## Requirement
Read the listing below and copy out every line that holds "يونيو".

-- Start of Data provided --

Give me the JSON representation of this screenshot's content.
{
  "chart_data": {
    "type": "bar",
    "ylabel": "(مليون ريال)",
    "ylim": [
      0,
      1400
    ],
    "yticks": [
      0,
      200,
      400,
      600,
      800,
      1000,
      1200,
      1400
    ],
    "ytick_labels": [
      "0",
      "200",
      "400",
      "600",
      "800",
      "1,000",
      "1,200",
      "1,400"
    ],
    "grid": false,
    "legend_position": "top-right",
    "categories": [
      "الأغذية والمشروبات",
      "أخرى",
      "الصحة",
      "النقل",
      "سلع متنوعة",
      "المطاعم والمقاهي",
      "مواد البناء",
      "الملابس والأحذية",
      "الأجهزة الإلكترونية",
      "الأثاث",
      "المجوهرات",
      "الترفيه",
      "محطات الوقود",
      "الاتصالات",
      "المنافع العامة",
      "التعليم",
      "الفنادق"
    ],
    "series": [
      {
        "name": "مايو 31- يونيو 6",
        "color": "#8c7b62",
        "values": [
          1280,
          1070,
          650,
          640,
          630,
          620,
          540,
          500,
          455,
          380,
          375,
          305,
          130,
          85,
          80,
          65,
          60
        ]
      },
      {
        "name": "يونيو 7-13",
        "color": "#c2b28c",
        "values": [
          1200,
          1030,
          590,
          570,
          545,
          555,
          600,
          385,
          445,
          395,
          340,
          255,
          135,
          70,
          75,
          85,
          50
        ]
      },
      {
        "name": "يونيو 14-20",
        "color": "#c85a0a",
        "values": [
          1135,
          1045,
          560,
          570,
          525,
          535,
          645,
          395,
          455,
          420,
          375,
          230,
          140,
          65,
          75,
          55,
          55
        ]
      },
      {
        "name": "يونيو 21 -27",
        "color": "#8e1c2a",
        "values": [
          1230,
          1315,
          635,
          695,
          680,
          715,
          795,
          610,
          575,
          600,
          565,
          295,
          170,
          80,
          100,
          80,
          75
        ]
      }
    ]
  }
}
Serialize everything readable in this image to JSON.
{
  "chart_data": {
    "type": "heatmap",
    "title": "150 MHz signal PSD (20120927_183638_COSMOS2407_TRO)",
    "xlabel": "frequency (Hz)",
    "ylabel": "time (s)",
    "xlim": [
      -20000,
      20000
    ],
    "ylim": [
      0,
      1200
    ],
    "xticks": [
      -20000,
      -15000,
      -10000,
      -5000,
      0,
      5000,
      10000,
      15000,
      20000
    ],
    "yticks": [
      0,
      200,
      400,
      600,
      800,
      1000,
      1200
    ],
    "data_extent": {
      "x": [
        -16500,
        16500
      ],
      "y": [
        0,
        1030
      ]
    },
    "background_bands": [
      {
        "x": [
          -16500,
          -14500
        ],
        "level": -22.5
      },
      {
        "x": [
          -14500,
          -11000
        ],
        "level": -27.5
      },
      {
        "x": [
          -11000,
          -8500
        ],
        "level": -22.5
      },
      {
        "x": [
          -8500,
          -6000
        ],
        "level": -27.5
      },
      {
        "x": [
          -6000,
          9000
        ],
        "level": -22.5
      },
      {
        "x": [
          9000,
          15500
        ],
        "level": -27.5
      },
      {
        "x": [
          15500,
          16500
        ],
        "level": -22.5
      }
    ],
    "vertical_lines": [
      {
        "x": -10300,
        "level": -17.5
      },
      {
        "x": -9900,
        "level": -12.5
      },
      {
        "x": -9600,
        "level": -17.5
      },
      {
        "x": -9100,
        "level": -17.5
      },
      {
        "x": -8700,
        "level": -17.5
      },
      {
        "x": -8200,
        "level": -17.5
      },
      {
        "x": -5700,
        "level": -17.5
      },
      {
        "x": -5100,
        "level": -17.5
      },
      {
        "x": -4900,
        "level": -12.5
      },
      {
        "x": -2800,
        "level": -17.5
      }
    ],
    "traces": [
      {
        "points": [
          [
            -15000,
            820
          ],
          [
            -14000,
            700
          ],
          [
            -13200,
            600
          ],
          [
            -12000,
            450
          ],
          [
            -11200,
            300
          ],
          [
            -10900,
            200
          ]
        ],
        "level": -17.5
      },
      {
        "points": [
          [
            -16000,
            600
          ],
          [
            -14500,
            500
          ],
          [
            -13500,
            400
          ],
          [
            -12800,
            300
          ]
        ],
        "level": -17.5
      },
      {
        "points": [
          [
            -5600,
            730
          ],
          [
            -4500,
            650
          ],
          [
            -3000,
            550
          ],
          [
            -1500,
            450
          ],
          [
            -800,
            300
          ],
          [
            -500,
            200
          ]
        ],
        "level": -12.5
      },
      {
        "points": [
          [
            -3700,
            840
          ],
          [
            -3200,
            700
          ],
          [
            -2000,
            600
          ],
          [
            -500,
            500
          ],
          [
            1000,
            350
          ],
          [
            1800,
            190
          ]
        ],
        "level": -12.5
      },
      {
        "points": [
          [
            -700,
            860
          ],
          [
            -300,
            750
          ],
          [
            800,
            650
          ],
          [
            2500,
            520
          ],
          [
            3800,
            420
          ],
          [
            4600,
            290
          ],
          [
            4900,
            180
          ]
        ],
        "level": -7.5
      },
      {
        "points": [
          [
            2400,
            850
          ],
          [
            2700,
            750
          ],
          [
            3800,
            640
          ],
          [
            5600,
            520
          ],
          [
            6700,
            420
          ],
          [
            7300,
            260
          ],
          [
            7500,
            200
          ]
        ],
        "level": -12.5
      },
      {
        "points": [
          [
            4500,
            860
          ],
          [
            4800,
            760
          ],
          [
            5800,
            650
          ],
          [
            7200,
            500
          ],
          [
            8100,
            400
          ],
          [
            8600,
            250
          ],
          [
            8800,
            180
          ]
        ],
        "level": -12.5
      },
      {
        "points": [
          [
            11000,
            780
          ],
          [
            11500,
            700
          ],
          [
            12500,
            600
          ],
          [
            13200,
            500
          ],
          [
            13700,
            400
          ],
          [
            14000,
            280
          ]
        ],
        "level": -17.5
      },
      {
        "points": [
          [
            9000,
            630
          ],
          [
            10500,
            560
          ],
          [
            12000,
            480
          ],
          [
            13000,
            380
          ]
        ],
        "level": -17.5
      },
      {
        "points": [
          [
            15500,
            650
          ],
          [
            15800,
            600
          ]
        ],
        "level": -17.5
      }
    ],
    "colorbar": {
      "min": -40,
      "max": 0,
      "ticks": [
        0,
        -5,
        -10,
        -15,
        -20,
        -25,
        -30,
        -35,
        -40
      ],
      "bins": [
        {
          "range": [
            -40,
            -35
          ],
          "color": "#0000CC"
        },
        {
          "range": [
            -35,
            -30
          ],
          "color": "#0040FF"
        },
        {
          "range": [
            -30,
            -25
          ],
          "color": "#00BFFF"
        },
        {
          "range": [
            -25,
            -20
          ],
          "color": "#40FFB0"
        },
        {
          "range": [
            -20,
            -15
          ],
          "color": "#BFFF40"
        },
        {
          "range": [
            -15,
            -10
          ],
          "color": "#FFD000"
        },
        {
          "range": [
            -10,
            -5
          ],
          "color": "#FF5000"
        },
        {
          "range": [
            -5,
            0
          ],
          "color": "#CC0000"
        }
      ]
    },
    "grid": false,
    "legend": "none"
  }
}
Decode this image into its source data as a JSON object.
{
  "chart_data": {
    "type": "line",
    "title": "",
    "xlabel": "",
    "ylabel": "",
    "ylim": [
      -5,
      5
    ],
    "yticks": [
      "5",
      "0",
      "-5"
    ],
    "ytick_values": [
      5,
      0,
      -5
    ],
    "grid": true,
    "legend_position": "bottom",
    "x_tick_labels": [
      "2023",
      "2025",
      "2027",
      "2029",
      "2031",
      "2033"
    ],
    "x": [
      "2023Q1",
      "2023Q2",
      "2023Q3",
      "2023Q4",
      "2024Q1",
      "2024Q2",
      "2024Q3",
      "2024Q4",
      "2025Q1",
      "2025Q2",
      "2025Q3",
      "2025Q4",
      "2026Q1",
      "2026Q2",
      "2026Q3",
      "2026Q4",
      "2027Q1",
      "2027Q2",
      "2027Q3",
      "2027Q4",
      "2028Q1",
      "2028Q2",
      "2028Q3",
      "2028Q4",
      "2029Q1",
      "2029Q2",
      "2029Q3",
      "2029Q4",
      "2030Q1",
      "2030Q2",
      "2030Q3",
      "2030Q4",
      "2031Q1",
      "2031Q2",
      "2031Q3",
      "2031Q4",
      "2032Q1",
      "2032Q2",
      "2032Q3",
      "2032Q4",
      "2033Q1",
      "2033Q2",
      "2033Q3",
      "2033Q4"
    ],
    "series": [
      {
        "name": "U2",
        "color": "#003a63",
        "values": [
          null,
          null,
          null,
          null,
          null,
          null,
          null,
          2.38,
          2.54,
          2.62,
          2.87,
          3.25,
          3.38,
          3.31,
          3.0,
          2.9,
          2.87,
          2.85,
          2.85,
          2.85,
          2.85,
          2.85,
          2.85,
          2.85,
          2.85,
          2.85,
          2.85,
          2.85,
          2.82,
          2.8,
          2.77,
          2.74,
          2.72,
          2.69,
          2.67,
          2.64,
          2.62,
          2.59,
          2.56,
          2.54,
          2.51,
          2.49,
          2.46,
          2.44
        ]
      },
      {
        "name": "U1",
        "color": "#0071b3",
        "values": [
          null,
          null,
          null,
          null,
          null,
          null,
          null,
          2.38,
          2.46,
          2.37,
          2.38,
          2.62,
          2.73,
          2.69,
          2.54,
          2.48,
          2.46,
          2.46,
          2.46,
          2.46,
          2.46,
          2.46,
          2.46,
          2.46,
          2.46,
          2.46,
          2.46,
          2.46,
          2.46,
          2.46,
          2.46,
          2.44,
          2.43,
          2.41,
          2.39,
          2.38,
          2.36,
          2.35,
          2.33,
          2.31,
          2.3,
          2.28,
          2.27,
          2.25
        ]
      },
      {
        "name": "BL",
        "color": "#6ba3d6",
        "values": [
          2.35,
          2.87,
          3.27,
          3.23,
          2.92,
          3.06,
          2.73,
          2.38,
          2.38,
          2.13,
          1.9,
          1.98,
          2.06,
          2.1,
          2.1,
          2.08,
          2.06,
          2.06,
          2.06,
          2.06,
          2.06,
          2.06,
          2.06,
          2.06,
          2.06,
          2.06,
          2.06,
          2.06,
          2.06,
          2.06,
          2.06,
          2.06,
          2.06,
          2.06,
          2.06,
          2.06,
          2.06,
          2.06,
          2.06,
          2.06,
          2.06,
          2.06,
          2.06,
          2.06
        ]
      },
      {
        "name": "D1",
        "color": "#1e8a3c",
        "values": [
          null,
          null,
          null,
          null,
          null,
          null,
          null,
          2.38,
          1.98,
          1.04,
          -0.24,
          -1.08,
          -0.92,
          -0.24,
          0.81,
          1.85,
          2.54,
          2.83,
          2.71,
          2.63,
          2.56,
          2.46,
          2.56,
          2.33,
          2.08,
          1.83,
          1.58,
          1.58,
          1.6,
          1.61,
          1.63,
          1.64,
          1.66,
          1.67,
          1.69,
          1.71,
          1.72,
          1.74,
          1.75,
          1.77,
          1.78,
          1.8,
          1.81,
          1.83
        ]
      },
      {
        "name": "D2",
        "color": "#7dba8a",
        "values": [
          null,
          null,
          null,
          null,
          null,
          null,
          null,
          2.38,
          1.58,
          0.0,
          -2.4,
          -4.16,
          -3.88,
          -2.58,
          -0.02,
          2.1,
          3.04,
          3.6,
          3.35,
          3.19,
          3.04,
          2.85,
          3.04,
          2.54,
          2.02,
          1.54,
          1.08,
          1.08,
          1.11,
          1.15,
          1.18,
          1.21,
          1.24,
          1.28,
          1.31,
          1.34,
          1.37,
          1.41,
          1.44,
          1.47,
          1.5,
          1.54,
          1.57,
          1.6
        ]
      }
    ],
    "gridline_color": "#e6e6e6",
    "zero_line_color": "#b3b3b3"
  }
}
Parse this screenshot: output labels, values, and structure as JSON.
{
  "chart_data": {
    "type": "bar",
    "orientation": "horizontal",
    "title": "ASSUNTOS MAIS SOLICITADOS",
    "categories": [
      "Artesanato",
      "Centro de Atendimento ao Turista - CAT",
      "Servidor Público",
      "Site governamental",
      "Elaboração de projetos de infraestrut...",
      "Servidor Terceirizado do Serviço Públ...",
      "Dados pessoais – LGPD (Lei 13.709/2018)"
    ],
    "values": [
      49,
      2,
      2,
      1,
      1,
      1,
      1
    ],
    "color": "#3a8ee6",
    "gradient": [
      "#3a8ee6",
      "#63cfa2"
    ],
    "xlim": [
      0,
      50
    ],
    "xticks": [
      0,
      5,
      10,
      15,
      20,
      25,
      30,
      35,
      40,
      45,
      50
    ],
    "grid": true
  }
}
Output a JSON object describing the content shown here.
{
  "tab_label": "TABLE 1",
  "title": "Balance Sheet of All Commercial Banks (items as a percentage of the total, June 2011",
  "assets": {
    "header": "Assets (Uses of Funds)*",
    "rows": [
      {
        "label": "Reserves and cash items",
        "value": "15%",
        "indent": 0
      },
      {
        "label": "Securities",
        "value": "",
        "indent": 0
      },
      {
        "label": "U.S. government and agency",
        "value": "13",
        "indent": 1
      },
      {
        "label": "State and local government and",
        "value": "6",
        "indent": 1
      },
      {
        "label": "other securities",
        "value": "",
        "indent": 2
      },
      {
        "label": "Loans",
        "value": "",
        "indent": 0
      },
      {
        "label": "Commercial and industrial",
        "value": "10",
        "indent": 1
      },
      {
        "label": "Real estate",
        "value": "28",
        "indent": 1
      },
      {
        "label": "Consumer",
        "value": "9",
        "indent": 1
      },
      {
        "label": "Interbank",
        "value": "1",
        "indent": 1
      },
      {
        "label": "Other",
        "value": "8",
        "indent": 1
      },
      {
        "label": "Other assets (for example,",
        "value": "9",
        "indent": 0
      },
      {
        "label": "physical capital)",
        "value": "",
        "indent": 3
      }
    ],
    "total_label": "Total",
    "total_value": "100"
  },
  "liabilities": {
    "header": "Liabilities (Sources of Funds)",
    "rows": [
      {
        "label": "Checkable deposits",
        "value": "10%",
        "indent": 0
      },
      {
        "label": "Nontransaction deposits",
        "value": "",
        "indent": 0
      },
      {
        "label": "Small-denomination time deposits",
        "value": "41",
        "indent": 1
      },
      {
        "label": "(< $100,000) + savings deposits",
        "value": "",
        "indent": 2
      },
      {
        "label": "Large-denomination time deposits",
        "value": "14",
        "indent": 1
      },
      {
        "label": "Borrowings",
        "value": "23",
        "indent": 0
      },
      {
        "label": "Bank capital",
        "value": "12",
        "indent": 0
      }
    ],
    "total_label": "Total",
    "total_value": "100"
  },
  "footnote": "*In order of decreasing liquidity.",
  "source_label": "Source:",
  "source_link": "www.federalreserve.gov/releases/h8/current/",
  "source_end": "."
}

-- End of Data provided --

## Solution to this task
        "name": "مايو 31- يونيو 6",
        "name": "يونيو 7-13",
        "name": "يونيو 14-20",
        "name": "يونيو 21 -27",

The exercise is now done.